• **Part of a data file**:
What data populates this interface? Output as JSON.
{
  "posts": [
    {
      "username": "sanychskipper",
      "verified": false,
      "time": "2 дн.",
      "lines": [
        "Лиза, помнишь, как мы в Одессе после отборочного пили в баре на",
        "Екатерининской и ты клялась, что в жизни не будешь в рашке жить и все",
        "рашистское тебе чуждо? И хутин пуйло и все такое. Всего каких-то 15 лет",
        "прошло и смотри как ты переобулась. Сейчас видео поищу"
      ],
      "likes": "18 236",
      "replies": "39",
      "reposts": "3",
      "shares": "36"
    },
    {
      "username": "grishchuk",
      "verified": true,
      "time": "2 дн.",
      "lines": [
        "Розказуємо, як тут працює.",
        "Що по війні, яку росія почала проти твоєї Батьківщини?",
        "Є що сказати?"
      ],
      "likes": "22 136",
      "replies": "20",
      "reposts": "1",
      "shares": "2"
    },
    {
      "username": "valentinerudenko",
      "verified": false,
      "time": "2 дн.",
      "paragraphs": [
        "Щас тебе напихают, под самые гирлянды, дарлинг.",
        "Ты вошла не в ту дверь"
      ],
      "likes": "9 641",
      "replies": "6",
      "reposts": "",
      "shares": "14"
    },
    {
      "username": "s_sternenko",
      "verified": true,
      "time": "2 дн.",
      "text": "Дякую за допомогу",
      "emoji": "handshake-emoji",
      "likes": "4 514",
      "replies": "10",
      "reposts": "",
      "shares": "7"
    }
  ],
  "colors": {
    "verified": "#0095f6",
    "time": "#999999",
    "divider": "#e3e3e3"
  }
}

• **Work to be completed**: What is the number of lines that contain "likes"? Reply with that number alone.

• **Solution to the problem**: 4